▶
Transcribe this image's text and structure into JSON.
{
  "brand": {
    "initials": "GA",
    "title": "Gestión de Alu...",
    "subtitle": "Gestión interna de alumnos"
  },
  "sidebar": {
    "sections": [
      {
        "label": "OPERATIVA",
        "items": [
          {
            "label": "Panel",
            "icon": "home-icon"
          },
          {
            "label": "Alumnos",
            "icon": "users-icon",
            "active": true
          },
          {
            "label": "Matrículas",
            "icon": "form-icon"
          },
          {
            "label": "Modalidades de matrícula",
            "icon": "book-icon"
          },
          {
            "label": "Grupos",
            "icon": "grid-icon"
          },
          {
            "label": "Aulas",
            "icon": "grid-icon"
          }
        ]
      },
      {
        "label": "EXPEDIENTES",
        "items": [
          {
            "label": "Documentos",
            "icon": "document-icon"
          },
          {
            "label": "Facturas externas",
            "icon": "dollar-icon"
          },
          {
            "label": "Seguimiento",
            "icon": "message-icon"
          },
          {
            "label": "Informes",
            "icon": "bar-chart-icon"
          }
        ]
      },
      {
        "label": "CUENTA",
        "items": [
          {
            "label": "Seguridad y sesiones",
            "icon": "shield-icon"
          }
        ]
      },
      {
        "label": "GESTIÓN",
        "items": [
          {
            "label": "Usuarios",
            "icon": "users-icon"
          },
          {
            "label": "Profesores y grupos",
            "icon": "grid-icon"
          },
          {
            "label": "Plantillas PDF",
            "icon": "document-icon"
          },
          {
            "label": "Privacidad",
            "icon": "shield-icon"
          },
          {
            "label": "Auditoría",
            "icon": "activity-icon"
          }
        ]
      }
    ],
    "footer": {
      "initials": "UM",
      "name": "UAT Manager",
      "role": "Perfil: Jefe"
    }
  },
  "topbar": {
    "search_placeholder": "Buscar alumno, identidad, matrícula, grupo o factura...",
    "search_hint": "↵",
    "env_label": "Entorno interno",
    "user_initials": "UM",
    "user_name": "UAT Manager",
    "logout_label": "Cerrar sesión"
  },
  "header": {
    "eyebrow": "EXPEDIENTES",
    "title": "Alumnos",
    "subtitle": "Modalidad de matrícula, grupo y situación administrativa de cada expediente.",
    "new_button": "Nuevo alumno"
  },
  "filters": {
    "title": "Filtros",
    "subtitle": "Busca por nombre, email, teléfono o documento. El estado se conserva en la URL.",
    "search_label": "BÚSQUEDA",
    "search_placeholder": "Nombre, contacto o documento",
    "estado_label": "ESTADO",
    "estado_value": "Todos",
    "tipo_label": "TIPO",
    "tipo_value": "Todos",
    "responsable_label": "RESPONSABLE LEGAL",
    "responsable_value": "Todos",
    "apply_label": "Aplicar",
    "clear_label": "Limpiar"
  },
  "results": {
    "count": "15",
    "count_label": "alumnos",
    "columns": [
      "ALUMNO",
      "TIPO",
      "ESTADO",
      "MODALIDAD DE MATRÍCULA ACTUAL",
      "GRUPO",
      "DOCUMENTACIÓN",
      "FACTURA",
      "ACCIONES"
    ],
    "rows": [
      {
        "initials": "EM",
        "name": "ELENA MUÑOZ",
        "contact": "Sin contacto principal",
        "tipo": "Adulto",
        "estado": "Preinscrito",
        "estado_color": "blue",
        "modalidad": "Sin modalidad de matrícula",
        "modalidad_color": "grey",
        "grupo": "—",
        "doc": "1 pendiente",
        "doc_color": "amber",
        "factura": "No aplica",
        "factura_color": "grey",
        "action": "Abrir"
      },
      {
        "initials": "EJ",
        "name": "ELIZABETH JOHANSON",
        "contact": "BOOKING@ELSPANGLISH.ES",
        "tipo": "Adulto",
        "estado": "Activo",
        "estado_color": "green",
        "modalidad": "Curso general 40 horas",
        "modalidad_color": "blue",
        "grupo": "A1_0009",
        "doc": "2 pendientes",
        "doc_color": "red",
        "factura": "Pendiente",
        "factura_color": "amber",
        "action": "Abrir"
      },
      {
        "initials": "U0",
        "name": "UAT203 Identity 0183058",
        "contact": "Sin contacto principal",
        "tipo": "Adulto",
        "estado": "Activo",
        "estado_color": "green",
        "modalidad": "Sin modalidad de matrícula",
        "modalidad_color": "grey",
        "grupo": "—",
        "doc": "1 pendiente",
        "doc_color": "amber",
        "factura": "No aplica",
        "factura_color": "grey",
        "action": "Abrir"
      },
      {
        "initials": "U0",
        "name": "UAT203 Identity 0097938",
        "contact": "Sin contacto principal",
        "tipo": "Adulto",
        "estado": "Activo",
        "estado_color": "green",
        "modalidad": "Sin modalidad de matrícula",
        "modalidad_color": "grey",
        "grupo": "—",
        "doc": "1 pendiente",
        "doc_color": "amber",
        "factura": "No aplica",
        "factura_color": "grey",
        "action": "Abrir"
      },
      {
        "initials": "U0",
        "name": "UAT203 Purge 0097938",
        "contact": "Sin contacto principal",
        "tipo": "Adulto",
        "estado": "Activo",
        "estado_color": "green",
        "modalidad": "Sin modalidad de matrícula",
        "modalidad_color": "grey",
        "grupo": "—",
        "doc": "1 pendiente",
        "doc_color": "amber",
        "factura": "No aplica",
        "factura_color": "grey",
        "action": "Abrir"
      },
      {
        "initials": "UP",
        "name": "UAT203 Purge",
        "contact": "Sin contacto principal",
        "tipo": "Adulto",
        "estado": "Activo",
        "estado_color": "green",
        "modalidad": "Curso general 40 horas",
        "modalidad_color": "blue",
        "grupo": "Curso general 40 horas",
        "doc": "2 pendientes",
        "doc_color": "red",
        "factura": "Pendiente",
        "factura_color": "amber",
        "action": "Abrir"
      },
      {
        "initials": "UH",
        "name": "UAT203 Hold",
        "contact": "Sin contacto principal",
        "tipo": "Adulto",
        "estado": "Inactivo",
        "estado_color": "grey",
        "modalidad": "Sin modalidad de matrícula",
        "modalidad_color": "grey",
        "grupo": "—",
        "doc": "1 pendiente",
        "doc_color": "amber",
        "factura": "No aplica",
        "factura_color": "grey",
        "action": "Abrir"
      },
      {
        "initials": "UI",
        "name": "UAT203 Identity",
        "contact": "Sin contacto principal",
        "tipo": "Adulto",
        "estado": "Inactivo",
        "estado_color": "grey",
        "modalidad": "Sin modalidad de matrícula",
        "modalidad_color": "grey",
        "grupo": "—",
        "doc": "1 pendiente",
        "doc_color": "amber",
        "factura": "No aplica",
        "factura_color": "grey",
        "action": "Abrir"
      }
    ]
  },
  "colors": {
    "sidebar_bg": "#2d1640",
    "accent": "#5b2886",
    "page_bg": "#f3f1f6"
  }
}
◀
→ **Problem**
Produce an exact copy of the whole listing.

→ **Final result**
Transcribe this image's text and structure into JSON.
{
  "brand": {
    "initials": "GA",
    "title": "Gestión de Alu...",
    "subtitle": "Gestión interna de alumnos"
  },
  "sidebar": {
    "sections": [
      {
        "label": "OPERATIVA",
        "items": [
          {
            "label": "Panel",
            "icon": "home-icon"
          },
          {
            "label": "Alumnos",
            "icon": "users-icon",
            "active": true
          },
          {
            "label": "Matrículas",
            "icon": "form-icon"
          },
          {
            "label": "Modalidades de matrícula",
            "icon": "book-icon"
          },
          {
            "label": "Grupos",
            "icon": "grid-icon"
          },
          {
            "label": "Aulas",
            "icon": "grid-icon"
          }
        ]
      },
      {
        "label": "EXPEDIENTES",
        "items": [
          {
            "label": "Documentos",
            "icon": "document-icon"
          },
          {
            "label": "Facturas externas",
            "icon": "dollar-icon"
          },
          {
            "label": "Seguimiento",
            "icon": "message-icon"
          },
          {
            "label": "Informes",
            "icon": "bar-chart-icon"
          }
        ]
      },
      {
        "label": "CUENTA",
        "items": [
          {
            "label": "Seguridad y sesiones",
            "icon": "shield-icon"
          }
        ]
      },
      {
        "label": "GESTIÓN",
        "items": [
          {
            "label": "Usuarios",
            "icon": "users-icon"
          },
          {
            "label": "Profesores y grupos",
            "icon": "grid-icon"
          },
          {
            "label": "Plantillas PDF",
            "icon": "document-icon"
          },
          {
            "label": "Privacidad",
            "icon": "shield-icon"
          },
          {
            "label": "Auditoría",
            "icon": "activity-icon"
          }
        ]
      }
    ],
    "footer": {
      "initials": "UM",
      "name": "UAT Manager",
      "role": "Perfil: Jefe"
    }
  },
  "topbar": {
    "search_placeholder": "Buscar alumno, identidad, matrícula, grupo o factura...",
    "search_hint": "↵",
    "env_label": "Entorno interno",
    "user_initials": "UM",
    "user_name": "UAT Manager",
    "logout_label": "Cerrar sesión"
  },
  "header": {
    "eyebrow": "EXPEDIENTES",
    "title": "Alumnos",
    "subtitle": "Modalidad de matrícula, grupo y situación administrativa de cada expediente.",
    "new_button": "Nuevo alumno"
  },
  "filters": {
    "title": "Filtros",
    "subtitle": "Busca por nombre, email, teléfono o documento. El estado se conserva en la URL.",
    "search_label": "BÚSQUEDA",
    "search_placeholder": "Nombre, contacto o documento",
    "estado_label": "ESTADO",
    "estado_value": "Todos",
    "tipo_label": "TIPO",
    "tipo_value": "Todos",
    "responsable_label": "RESPONSABLE LEGAL",
    "responsable_value": "Todos",
    "apply_label": "Aplicar",
    "clear_label": "Limpiar"
  },
  "results": {
    "count": "15",
    "count_label": "alumnos",
    "columns": [
      "ALUMNO",
      "TIPO",
      "ESTADO",
      "MODALIDAD DE MATRÍCULA ACTUAL",
      "GRUPO",
      "DOCUMENTACIÓN",
      "FACTURA",
      "ACCIONES"
    ],
    "rows": [
      {
        "initials": "EM",
        "name": "ELENA MUÑOZ",
        "contact": "Sin contacto principal",
        "tipo": "Adulto",
        "estado": "Preinscrito",
        "estado_color": "blue",
        "modalidad": "Sin modalidad de matrícula",
        "modalidad_color": "grey",
        "grupo": "—",
        "doc": "1 pendiente",
        "doc_color": "amber",
        "factura": "No aplica",
        "factura_color": "grey",
        "action": "Abrir"
      },
      {
        "initials": "EJ",
        "name": "ELIZABETH JOHANSON",
        "contact": "BOOKING@ELSPANGLISH.ES",
        "tipo": "Adulto",
        "estado": "Activo",
        "estado_color": "green",
        "modalidad": "Curso general 40 horas",
        "modalidad_color": "blue",
        "grupo": "A1_0009",
        "doc": "2 pendientes",
        "doc_color": "red",
        "factura": "Pendiente",
        "factura_color": "amber",
        "action": "Abrir"
      },
      {
        "initials": "U0",
        "name": "UAT203 Identity 0183058",
        "contact": "Sin contacto principal",
        "tipo": "Adulto",
        "estado": "Activo",
        "estado_color": "green",
        "modalidad": "Sin modalidad de matrícula",
        "modalidad_color": "grey",
        "grupo": "—",
        "doc": "1 pendiente",
        "doc_color": "amber",
        "factura": "No aplica",
        "factura_color": "grey",
        "action": "Abrir"
      },
      {
        "initials": "U0",
        "name": "UAT203 Identity 0097938",
        "contact": "Sin contacto principal",
        "tipo": "Adulto",
        "estado": "Activo",
        "estado_color": "green",
        "modalidad": "Sin modalidad de matrícula",
        "modalidad_color": "grey",
        "grupo": "—",
        "doc": "1 pendiente",
        "doc_color": "amber",
        "factura": "No aplica",
        "factura_color": "grey",
        "action": "Abrir"
      },
      {
        "initials": "U0",
        "name": "UAT203 Purge 0097938",
        "contact": "Sin contacto principal",
        "tipo": "Adulto",
        "estado": "Activo",
        "estado_color": "green",
        "modalidad": "Sin modalidad de matrícula",
        "modalidad_color": "grey",
        "grupo": "—",
        "doc": "1 pendiente",
        "doc_color": "amber",
        "factura": "No aplica",
        "factura_color": "grey",
        "action": "Abrir"
      },
      {
        "initials": "UP",
        "name": "UAT203 Purge",
        "contact": "Sin contacto principal",
        "tipo": "Adulto",
        "estado": "Activo",
        "estado_color": "green",
        "modalidad": "Curso general 40 horas",
        "modalidad_color": "blue",
        "grupo": "Curso general 40 horas",
        "doc": "2 pendientes",
        "doc_color": "red",
        "factura": "Pendiente",
        "factura_color": "amber",
        "action": "Abrir"
      },
      {
        "initials": "UH",
        "name": "UAT203 Hold",
        "contact": "Sin contacto principal",
        "tipo": "Adulto",
        "estado": "Inactivo",
        "estado_color": "grey",
        "modalidad": "Sin modalidad de matrícula",
        "modalidad_color": "grey",
        "grupo": "—",
        "doc": "1 pendiente",
        "doc_color": "amber",
        "factura": "No aplica",
        "factura_color": "grey",
        "action": "Abrir"
      },
      {
        "initials": "UI",
        "name": "UAT203 Identity",
        "contact": "Sin contacto principal",
        "tipo": "Adulto",
        "estado": "Inactivo",
        "estado_color": "grey",
        "modalidad": "Sin modalidad de matrícula",
        "modalidad_color": "grey",
        "grupo": "—",
        "doc": "1 pendiente",
        "doc_color": "amber",
        "factura": "No aplica",
        "factura_color": "grey",
        "action": "Abrir"
      }
    ]
  },
  "colors": {
    "sidebar_bg": "#2d1640",
    "accent": "#5b2886",
    "page_bg": "#f3f1f6"
  }
}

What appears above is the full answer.